*Instructions to follow*
Pick out the lines in the listing below that contain the word "secondary" and copy them.

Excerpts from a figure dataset
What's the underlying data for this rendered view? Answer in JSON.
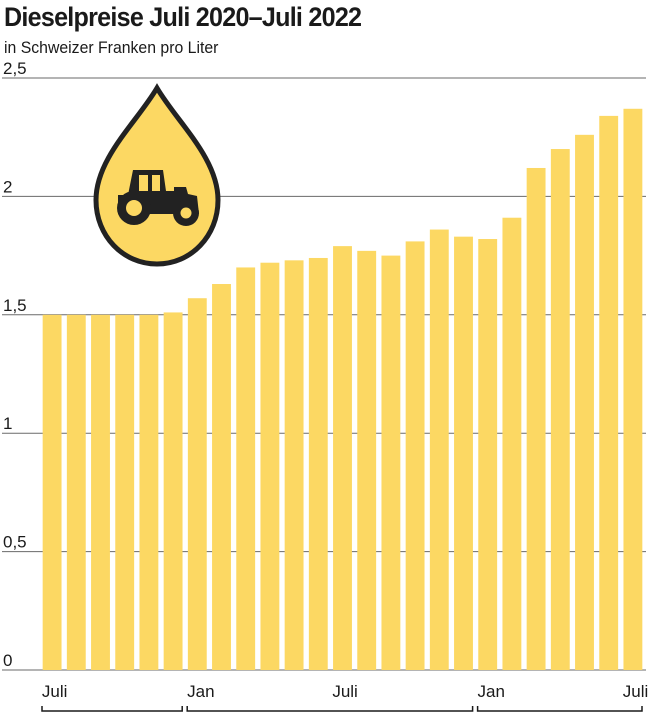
{
  "header": {
    "title": "Dieselpreise Juli 2020–Juli 2022",
    "subtitle": "in Schweizer Franken pro Liter"
  },
  "icon": "oil-drop-tractor-icon",
  "colors": {
    "bar": "#fcd863",
    "icon_fill": "#fcd863",
    "icon_stroke": "#222222",
    "grid": "#6a6a6a"
  },
  "chart_data": {
    "type": "bar",
    "title": "Dieselpreise Juli 2020–Juli 2022",
    "subtitle": "in Schweizer Franken pro Liter",
    "xlabel": "",
    "ylabel": "",
    "ylim": [
      0,
      2.5
    ],
    "yticks": [
      {
        "value": 0,
        "label": "0"
      },
      {
        "value": 0.5,
        "label": "0,5"
      },
      {
        "value": 1,
        "label": "1"
      },
      {
        "value": 1.5,
        "label": "1,5"
      },
      {
        "value": 2,
        "label": "2"
      },
      {
        "value": 2.5,
        "label": "2,5"
      }
    ],
    "grid": true,
    "xtick_labels": [
      {
        "index": 0,
        "label": "Juli"
      },
      {
        "index": 6,
        "label": "Jan"
      },
      {
        "index": 12,
        "label": "Juli"
      },
      {
        "index": 18,
        "label": "Jan"
      },
      {
        "index": 24,
        "label": "Juli"
      }
    ],
    "year_brackets": [
      [
        0,
        5
      ],
      [
        6,
        17
      ],
      [
        18,
        24
      ]
    ],
    "values": [
      1.5,
      1.5,
      1.5,
      1.5,
      1.5,
      1.51,
      1.57,
      1.63,
      1.7,
      1.72,
      1.73,
      1.74,
      1.79,
      1.77,
      1.75,
      1.81,
      1.86,
      1.83,
      1.82,
      1.91,
      2.12,
      2.2,
      2.26,
      2.34,
      2.37
    ]
  }
}
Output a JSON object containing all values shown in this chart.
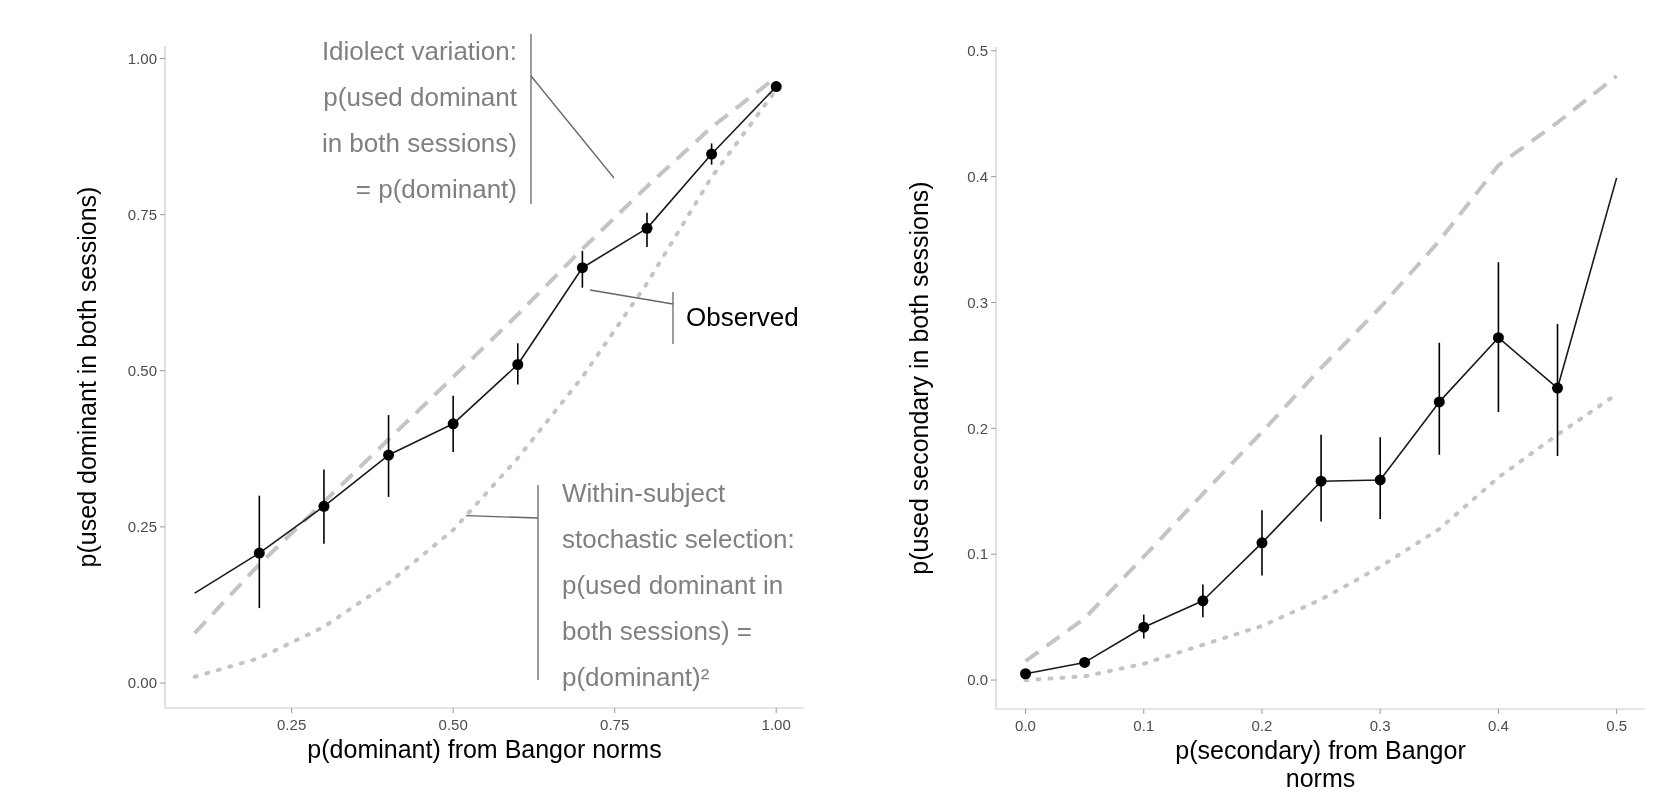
{
  "chart_data": [
    {
      "type": "line",
      "xlabel": "p(dominant) from Bangor norms",
      "ylabel": "p(used dominant in both sessions)",
      "xlim": [
        0.054,
        1.043
      ],
      "ylim": [
        -0.04,
        1.02
      ],
      "xticks": [
        0.25,
        {
          "value": 0.5,
          "label": "0.50"
        },
        0.75,
        {
          "value": 1,
          "label": "1.00"
        }
      ],
      "yticks": [
        {
          "value": 0,
          "label": "0.00"
        },
        0.25,
        {
          "value": 0.5,
          "label": "0.50"
        },
        0.75,
        {
          "value": 1,
          "label": "1.00"
        }
      ],
      "series": [
        {
          "type": "line",
          "color": "#c4c4c4",
          "line_style": "dashed",
          "marker": "none",
          "x": [
            0.1,
            0.2,
            0.3,
            0.4,
            0.5,
            0.6,
            0.7,
            0.8,
            0.9,
            1.0
          ],
          "values": [
            0.08,
            0.19,
            0.29,
            0.39,
            0.49,
            0.59,
            0.695,
            0.795,
            0.89,
            0.97
          ]
        },
        {
          "type": "line",
          "color": "#c4c4c4",
          "line_style": "dotted",
          "marker": "none",
          "x": [
            0.1,
            0.2,
            0.3,
            0.4,
            0.5,
            0.6,
            0.7,
            0.8,
            0.9,
            1.0
          ],
          "values": [
            0.01,
            0.04,
            0.09,
            0.16,
            0.245,
            0.36,
            0.49,
            0.64,
            0.81,
            0.95
          ]
        },
        {
          "color": "#1a1a1a",
          "line_style": "solid",
          "marker": "none",
          "x": [
            0.1,
            0.2,
            0.3,
            0.4,
            0.5,
            0.6,
            0.7,
            0.8,
            0.9,
            1.0
          ],
          "values": [
            0.144,
            0.208,
            0.283,
            0.365,
            0.415,
            0.51,
            0.665,
            0.728,
            0.847,
            0.955
          ]
        },
        {
          "type": "scatter",
          "color": "#000000",
          "marker": "circle",
          "x": [
            0.2,
            0.3,
            0.4,
            0.5,
            0.6,
            0.7,
            0.8,
            0.9,
            1.0
          ],
          "values": [
            0.208,
            0.283,
            0.365,
            0.415,
            0.51,
            0.665,
            0.728,
            0.847,
            0.955
          ],
          "errors": [
            [
              0.12,
              0.3
            ],
            [
              0.223,
              0.342
            ],
            [
              0.298,
              0.429
            ],
            [
              0.37,
              0.46
            ],
            [
              0.478,
              0.544
            ],
            [
              0.633,
              0.692
            ],
            [
              0.698,
              0.753
            ],
            [
              0.83,
              0.864
            ],
            null
          ]
        }
      ],
      "annotations": [
        "Idiolect variation:\np(used dominant\nin both sessions)\n= p(dominant)",
        "Observed",
        {
          "text": "Within-subject\nstochastic selection:\np(used dominant in\nboth sessions) =\np(dominant)²",
          "x": 0.52,
          "y": 0.268
        }
      ]
    },
    {
      "type": "line",
      "xlabel": "p(secondary) from Bangor\nnorms",
      "ylabel": "p(used secondary in both sessions)",
      "xlim": [
        -0.025,
        0.524
      ],
      "ylim": [
        -0.023,
        0.503
      ],
      "xticks": [
        {
          "value": 0,
          "label": "0.0"
        },
        0.1,
        0.2,
        0.3,
        0.4,
        0.5
      ],
      "yticks": [
        {
          "value": 0,
          "label": "0.0"
        },
        0.1,
        0.2,
        0.3,
        0.4,
        0.5
      ],
      "series": [
        {
          "type": "line",
          "color": "#c4c4c4",
          "line_style": "dashed",
          "marker": "none",
          "x": [
            0,
            0.05,
            0.1,
            0.15,
            0.2,
            0.25,
            0.3,
            0.35,
            0.4,
            0.45,
            0.5
          ],
          "values": [
            0.015,
            0.049,
            0.098,
            0.148,
            0.197,
            0.248,
            0.296,
            0.349,
            0.409,
            0.443,
            0.48
          ]
        },
        {
          "type": "line",
          "color": "#c4c4c4",
          "line_style": "dotted",
          "marker": "none",
          "x": [
            0,
            0.05,
            0.1,
            0.15,
            0.2,
            0.25,
            0.3,
            0.35,
            0.4,
            0.45,
            0.5
          ],
          "values": [
            0,
            0.003,
            0.013,
            0.028,
            0.043,
            0.064,
            0.09,
            0.12,
            0.161,
            0.195,
            0.227
          ]
        },
        {
          "color": "#1a1a1a",
          "line_style": "solid",
          "marker": "none",
          "x": [
            0,
            0.05,
            0.1,
            0.15,
            0.2,
            0.25,
            0.3,
            0.35,
            0.4,
            0.45,
            0.5
          ],
          "values": [
            0.005,
            0.014,
            0.042,
            0.063,
            0.109,
            0.158,
            0.159,
            0.221,
            0.272,
            0.232,
            0.399
          ]
        },
        {
          "type": "scatter",
          "color": "#000000",
          "marker": "circle",
          "x": [
            0,
            0.05,
            0.1,
            0.15,
            0.2,
            0.25,
            0.3,
            0.35,
            0.4,
            0.45
          ],
          "values": [
            0.005,
            0.014,
            0.042,
            0.063,
            0.109,
            0.158,
            0.159,
            0.221,
            0.272,
            0.232
          ],
          "errors": [
            null,
            null,
            [
              0.033,
              0.052
            ],
            [
              0.05,
              0.076
            ],
            [
              0.083,
              0.135
            ],
            [
              0.126,
              0.195
            ],
            [
              0.128,
              0.193
            ],
            [
              0.179,
              0.268
            ],
            [
              0.213,
              0.332
            ],
            [
              0.178,
              0.283
            ]
          ]
        }
      ]
    }
  ]
}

*Answer to this exercise*
      "xlabel": "p(secondary) from Bangor\nnorms",
      "ylabel": "p(used secondary in both sessions)",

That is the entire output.